> DATA PROVIDED
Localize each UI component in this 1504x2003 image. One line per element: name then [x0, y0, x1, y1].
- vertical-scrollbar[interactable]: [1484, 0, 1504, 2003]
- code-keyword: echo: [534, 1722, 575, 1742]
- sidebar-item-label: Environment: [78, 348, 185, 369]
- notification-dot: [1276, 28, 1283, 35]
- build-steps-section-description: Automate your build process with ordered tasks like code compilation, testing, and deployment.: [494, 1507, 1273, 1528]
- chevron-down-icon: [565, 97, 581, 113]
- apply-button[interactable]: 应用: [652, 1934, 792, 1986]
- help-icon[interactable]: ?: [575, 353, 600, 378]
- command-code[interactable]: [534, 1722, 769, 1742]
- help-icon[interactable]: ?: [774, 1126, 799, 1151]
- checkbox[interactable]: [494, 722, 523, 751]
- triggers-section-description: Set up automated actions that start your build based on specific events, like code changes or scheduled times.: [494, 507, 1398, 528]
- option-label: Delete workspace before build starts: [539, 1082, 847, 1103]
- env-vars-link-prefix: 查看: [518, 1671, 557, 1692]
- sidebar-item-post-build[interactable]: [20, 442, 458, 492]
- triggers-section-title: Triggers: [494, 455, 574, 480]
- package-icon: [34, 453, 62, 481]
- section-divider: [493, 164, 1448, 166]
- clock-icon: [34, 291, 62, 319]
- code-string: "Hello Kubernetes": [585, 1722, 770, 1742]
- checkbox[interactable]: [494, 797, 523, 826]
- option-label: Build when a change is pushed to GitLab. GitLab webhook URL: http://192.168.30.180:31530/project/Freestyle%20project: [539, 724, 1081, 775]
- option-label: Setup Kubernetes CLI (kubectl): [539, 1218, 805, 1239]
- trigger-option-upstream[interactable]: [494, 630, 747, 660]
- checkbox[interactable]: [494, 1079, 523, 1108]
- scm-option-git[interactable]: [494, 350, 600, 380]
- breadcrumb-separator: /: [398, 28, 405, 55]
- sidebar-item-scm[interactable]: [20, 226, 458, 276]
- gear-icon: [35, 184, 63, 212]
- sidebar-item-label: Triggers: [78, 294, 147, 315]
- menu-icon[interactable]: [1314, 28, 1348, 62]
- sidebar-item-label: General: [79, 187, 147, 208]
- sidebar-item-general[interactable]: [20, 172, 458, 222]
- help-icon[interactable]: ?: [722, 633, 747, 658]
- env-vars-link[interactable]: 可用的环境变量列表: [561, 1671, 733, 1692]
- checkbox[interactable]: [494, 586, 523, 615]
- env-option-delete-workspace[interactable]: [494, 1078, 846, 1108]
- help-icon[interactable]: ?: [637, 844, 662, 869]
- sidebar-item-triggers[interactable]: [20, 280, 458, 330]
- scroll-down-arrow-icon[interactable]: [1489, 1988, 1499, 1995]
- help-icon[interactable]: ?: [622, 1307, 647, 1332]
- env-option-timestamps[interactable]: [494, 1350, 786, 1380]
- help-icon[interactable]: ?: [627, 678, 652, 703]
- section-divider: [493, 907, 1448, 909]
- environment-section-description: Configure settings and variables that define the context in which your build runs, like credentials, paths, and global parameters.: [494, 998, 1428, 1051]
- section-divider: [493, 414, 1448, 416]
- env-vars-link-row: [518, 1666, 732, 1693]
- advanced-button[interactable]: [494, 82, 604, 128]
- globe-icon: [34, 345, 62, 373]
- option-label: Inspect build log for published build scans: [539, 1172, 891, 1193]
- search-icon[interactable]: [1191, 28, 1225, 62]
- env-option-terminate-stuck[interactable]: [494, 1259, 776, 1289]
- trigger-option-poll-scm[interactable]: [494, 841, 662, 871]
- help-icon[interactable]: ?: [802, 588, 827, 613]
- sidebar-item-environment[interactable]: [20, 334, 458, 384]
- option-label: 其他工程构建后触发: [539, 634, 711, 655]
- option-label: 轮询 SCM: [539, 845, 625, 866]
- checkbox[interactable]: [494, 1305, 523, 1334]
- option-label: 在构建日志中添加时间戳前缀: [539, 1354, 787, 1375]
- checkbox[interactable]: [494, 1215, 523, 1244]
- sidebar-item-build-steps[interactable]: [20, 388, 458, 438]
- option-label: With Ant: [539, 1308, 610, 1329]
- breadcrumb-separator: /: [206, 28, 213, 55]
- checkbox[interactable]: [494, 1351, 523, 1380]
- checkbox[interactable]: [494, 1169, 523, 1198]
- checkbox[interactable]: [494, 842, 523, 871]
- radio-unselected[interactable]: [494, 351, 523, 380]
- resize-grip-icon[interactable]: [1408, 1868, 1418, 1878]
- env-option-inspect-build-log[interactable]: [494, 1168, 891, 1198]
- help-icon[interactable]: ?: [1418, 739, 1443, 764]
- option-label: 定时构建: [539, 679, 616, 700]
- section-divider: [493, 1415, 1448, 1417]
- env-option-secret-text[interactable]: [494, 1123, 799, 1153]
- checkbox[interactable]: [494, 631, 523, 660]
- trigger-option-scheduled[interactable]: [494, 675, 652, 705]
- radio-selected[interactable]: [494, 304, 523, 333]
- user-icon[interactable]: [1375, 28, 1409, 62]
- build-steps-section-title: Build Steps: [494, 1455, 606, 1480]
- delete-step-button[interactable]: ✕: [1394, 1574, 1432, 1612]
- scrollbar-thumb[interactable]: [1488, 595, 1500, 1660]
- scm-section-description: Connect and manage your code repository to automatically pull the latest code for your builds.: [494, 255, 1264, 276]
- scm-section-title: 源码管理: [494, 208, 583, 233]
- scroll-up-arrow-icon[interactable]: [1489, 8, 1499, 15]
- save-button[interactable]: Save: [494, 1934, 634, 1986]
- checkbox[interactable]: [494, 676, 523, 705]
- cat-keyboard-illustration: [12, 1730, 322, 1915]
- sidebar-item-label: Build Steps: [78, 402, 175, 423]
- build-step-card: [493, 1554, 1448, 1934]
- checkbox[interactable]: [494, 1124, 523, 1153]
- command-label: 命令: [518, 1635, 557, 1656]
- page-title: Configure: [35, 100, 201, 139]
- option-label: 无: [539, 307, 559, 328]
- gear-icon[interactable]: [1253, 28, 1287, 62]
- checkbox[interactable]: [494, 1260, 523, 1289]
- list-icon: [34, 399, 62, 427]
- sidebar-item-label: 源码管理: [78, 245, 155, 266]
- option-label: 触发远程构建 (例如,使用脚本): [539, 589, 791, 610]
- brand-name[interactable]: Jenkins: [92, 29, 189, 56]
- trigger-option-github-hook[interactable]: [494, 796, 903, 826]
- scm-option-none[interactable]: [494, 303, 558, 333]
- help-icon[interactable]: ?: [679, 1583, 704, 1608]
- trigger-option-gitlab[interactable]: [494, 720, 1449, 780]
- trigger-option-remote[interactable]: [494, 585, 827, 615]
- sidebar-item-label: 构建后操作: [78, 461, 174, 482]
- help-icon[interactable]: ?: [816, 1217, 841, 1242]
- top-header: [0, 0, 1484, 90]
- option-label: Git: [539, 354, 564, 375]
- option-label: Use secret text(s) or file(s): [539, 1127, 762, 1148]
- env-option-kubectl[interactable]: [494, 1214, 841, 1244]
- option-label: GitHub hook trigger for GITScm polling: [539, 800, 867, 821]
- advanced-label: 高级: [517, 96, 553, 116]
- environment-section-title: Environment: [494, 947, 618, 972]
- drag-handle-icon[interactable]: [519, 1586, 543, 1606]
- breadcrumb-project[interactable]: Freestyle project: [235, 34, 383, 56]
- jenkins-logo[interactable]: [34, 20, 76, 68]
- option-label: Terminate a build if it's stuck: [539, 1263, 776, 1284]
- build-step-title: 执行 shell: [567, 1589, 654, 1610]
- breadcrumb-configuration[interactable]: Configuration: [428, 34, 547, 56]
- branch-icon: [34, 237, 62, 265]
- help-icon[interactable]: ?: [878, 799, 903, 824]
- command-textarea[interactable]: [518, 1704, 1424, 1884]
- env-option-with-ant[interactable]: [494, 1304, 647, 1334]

> PROBLEM DETAILS
Please transcribe the lines of data starting at the beginning of the data and ending at the line that contains "- notification-dot: [1276, 28, 1283, 35]", including both of those lines.

> ANSWER TO THIS EXERCISE
Localize each UI component in this 1504x2003 image. One line per element: name then [x0, y0, x1, y1].
- vertical-scrollbar[interactable]: [1484, 0, 1504, 2003]
- code-keyword: echo: [534, 1722, 575, 1742]
- sidebar-item-label: Environment: [78, 348, 185, 369]
- notification-dot: [1276, 28, 1283, 35]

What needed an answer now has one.